[Begin]

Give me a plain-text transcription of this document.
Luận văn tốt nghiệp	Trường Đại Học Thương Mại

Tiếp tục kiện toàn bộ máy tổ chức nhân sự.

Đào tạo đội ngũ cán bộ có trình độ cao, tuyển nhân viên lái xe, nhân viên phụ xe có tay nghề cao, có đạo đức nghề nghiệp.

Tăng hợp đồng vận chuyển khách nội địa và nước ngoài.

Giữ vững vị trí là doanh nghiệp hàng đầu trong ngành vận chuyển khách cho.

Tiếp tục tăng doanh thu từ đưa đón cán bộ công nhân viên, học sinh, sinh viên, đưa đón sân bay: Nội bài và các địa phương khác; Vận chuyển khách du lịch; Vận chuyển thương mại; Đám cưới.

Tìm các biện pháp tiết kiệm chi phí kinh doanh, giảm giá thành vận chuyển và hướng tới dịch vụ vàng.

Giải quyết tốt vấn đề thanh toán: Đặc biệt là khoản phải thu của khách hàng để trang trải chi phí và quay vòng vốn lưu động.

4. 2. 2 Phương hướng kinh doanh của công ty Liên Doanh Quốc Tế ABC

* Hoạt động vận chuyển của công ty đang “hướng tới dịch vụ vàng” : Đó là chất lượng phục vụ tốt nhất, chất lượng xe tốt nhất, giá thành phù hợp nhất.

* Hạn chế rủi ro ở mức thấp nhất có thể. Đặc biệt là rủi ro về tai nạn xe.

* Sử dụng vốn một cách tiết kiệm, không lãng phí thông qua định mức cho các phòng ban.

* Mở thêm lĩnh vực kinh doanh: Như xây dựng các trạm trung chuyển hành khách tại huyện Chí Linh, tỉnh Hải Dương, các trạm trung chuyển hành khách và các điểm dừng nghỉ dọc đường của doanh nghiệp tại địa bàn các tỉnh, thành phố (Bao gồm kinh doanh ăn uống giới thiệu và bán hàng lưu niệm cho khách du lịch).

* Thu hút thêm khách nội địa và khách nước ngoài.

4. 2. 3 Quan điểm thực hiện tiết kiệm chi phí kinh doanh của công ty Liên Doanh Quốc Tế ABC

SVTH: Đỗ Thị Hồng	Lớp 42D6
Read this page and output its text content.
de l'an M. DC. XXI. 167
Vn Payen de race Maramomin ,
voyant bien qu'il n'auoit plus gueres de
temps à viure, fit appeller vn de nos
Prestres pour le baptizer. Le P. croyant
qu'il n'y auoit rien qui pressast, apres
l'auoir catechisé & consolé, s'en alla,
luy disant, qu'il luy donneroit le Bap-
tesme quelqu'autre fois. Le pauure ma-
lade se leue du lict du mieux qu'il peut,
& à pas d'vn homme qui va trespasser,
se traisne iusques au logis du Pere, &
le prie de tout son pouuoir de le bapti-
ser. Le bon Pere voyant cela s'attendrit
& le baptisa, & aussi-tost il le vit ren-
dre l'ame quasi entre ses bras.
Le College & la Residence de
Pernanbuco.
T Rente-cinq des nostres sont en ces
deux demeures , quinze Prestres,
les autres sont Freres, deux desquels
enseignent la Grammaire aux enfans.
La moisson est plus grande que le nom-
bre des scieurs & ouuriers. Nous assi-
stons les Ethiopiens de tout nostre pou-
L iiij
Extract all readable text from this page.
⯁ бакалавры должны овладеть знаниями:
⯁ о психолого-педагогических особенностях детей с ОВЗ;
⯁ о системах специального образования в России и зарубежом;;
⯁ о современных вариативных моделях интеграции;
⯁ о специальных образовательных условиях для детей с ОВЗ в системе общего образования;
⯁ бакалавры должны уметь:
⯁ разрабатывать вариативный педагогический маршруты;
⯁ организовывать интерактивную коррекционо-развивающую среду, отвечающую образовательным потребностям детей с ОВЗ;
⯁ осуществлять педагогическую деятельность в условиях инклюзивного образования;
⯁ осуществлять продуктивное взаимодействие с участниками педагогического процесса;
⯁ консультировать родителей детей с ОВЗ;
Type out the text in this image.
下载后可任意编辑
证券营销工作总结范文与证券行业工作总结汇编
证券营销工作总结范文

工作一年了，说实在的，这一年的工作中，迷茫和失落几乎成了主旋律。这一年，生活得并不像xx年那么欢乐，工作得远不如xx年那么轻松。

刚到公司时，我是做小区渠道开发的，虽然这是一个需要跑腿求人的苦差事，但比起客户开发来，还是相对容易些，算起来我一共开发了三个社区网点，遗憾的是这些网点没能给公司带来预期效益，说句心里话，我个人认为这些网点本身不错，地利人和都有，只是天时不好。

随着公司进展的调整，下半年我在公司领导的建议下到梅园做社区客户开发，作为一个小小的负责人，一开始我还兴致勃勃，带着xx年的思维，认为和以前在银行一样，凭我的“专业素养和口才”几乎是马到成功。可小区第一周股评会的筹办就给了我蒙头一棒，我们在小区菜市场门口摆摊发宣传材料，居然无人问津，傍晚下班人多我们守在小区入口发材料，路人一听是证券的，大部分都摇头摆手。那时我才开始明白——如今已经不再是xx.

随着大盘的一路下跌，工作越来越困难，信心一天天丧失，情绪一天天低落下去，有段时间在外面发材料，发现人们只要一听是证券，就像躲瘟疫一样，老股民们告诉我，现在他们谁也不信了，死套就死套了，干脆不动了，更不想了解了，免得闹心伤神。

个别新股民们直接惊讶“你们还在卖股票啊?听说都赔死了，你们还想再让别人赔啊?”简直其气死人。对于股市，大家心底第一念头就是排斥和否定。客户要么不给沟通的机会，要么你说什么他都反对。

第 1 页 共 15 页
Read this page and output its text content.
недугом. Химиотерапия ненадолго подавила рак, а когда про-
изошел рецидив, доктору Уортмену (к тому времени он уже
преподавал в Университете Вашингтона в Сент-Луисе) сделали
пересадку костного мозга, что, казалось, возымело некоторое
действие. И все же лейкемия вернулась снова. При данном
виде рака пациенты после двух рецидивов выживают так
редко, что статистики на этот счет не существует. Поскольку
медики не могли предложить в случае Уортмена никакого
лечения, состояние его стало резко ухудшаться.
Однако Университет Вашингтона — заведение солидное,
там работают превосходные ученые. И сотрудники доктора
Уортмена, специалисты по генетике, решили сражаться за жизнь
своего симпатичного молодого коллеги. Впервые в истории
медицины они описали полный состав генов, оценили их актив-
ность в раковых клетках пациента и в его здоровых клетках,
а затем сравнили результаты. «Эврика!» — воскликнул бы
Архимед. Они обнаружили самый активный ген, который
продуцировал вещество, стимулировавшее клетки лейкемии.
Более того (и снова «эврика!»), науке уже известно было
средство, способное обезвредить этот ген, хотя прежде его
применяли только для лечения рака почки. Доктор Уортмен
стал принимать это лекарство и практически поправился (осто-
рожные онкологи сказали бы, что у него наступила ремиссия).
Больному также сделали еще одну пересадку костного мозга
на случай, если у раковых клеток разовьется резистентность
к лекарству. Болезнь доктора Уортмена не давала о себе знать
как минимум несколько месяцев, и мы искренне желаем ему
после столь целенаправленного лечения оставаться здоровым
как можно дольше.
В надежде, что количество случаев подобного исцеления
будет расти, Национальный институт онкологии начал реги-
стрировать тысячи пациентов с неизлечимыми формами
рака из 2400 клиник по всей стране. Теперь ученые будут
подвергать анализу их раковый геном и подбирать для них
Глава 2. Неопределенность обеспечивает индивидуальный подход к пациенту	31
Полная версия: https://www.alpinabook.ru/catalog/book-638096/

[End]

PROBLEM TO WORK ON
Repeat the material in full, exactly as it stands.

EXERCISE RESPONSE
Give me a plain-text transcription of this document.
Luận văn tốt nghiệp	Trường Đại Học Thương Mại

Tiếp tục kiện toàn bộ máy tổ chức nhân sự.

Đào tạo đội ngũ cán bộ có trình độ cao, tuyển nhân viên lái xe, nhân viên phụ xe có tay nghề cao, có đạo đức nghề nghiệp.

Tăng hợp đồng vận chuyển khách nội địa và nước ngoài.

Giữ vững vị trí là doanh nghiệp hàng đầu trong ngành vận chuyển khách cho.

Tiếp tục tăng doanh thu từ đưa đón cán bộ công nhân viên, học sinh, sinh viên, đưa đón sân bay: Nội bài và các địa phương khác; Vận chuyển khách du lịch; Vận chuyển thương mại; Đám cưới.

Tìm các biện pháp tiết kiệm chi phí kinh doanh, giảm giá thành vận chuyển và hướng tới dịch vụ vàng.

Giải quyết tốt vấn đề thanh toán: Đặc biệt là khoản phải thu của khách hàng để trang trải chi phí và quay vòng vốn lưu động.

4. 2. 2 Phương hướng kinh doanh của công ty Liên Doanh Quốc Tế ABC

* Hoạt động vận chuyển của công ty đang “hướng tới dịch vụ vàng” : Đó là chất lượng phục vụ tốt nhất, chất lượng xe tốt nhất, giá thành phù hợp nhất.

* Hạn chế rủi ro ở mức thấp nhất có thể. Đặc biệt là rủi ro về tai nạn xe.

* Sử dụng vốn một cách tiết kiệm, không lãng phí thông qua định mức cho các phòng ban.

* Mở thêm lĩnh vực kinh doanh: Như xây dựng các trạm trung chuyển hành khách tại huyện Chí Linh, tỉnh Hải Dương, các trạm trung chuyển hành khách và các điểm dừng nghỉ dọc đường của doanh nghiệp tại địa bàn các tỉnh, thành phố (Bao gồm kinh doanh ăn uống giới thiệu và bán hàng lưu niệm cho khách du lịch).

* Thu hút thêm khách nội địa và khách nước ngoài.

4. 2. 3 Quan điểm thực hiện tiết kiệm chi phí kinh doanh của công ty Liên Doanh Quốc Tế ABC

SVTH: Đỗ Thị Hồng	Lớp 42D6
Read this page and output its text content.
de l'an M. DC. XXI. 167
Vn Payen de race Maramomin ,
voyant bien qu'il n'auoit plus gueres de
temps à viure, fit appeller vn de nos
Prestres pour le baptizer. Le P. croyant
qu'il n'y auoit rien qui pressast, apres
l'auoir catechisé & consolé, s'en alla,
luy disant, qu'il luy donneroit le Bap-
tesme quelqu'autre fois. Le pauure ma-
lade se leue du lict du mieux qu'il peut,
& à pas d'vn homme qui va trespasser,
se traisne iusques au logis du Pere, &
le prie de tout son pouuoir de le bapti-
ser. Le bon Pere voyant cela s'attendrit
& le baptisa, & aussi-tost il le vit ren-
dre l'ame quasi entre ses bras.
Le College & la Residence de
Pernanbuco.
T Rente-cinq des nostres sont en ces
deux demeures , quinze Prestres,
les autres sont Freres, deux desquels
enseignent la Grammaire aux enfans.
La moisson est plus grande que le nom-
bre des scieurs & ouuriers. Nous assi-
stons les Ethiopiens de tout nostre pou-
L iiij
Extract all readable text from this page.
⯁ бакалавры должны овладеть знаниями:
⯁ о психолого-педагогических особенностях детей с ОВЗ;
⯁ о системах специального образования в России и зарубежом;;
⯁ о современных вариативных моделях интеграции;
⯁ о специальных образовательных условиях для детей с ОВЗ в системе общего образования;
⯁ бакалавры должны уметь:
⯁ разрабатывать вариативный педагогический маршруты;
⯁ организовывать интерактивную коррекционо-развивающую среду, отвечающую образовательным потребностям детей с ОВЗ;
⯁ осуществлять педагогическую деятельность в условиях инклюзивного образования;
⯁ осуществлять продуктивное взаимодействие с участниками педагогического процесса;
⯁ консультировать родителей детей с ОВЗ;
Type out the text in this image.
下载后可任意编辑
证券营销工作总结范文与证券行业工作总结汇编
证券营销工作总结范文

工作一年了，说实在的，这一年的工作中，迷茫和失落几乎成了主旋律。这一年，生活得并不像xx年那么欢乐，工作得远不如xx年那么轻松。

刚到公司时，我是做小区渠道开发的，虽然这是一个需要跑腿求人的苦差事，但比起客户开发来，还是相对容易些，算起来我一共开发了三个社区网点，遗憾的是这些网点没能给公司带来预期效益，说句心里话，我个人认为这些网点本身不错，地利人和都有，只是天时不好。

随着公司进展的调整，下半年我在公司领导的建议下到梅园做社区客户开发，作为一个小小的负责人，一开始我还兴致勃勃，带着xx年的思维，认为和以前在银行一样，凭我的“专业素养和口才”几乎是马到成功。可小区第一周股评会的筹办就给了我蒙头一棒，我们在小区菜市场门口摆摊发宣传材料，居然无人问津，傍晚下班人多我们守在小区入口发材料，路人一听是证券的，大部分都摇头摆手。那时我才开始明白——如今已经不再是xx.

随着大盘的一路下跌，工作越来越困难，信心一天天丧失，情绪一天天低落下去，有段时间在外面发材料，发现人们只要一听是证券，就像躲瘟疫一样，老股民们告诉我，现在他们谁也不信了，死套就死套了，干脆不动了，更不想了解了，免得闹心伤神。

个别新股民们直接惊讶“你们还在卖股票啊?听说都赔死了，你们还想再让别人赔啊?”简直其气死人。对于股市，大家心底第一念头就是排斥和否定。客户要么不给沟通的机会，要么你说什么他都反对。

第 1 页 共 15 页
Read this page and output its text content.
недугом. Химиотерапия ненадолго подавила рак, а когда про-
изошел рецидив, доктору Уортмену (к тому времени он уже
преподавал в Университете Вашингтона в Сент-Луисе) сделали
пересадку костного мозга, что, казалось, возымело некоторое
действие. И все же лейкемия вернулась снова. При данном
виде рака пациенты после двух рецидивов выживают так
редко, что статистики на этот счет не существует. Поскольку
медики не могли предложить в случае Уортмена никакого
лечения, состояние его стало резко ухудшаться.
Однако Университет Вашингтона — заведение солидное,
там работают превосходные ученые. И сотрудники доктора
Уортмена, специалисты по генетике, решили сражаться за жизнь
своего симпатичного молодого коллеги. Впервые в истории
медицины они описали полный состав генов, оценили их актив-
ность в раковых клетках пациента и в его здоровых клетках,
а затем сравнили результаты. «Эврика!» — воскликнул бы
Архимед. Они обнаружили самый активный ген, который
продуцировал вещество, стимулировавшее клетки лейкемии.
Более того (и снова «эврика!»), науке уже известно было
средство, способное обезвредить этот ген, хотя прежде его
применяли только для лечения рака почки. Доктор Уортмен
стал принимать это лекарство и практически поправился (осто-
рожные онкологи сказали бы, что у него наступила ремиссия).
Больному также сделали еще одну пересадку костного мозга
на случай, если у раковых клеток разовьется резистентность
к лекарству. Болезнь доктора Уортмена не давала о себе знать
как минимум несколько месяцев, и мы искренне желаем ему
после столь целенаправленного лечения оставаться здоровым
как можно дольше.
В надежде, что количество случаев подобного исцеления
будет расти, Национальный институт онкологии начал реги-
стрировать тысячи пациентов с неизлечимыми формами
рака из 2400 клиник по всей стране. Теперь ученые будут
подвергать анализу их раковый геном и подбирать для них
Глава 2. Неопределенность обеспечивает индивидуальный подход к пациенту	31
Полная версия: https://www.alpinabook.ru/catalog/book-638096/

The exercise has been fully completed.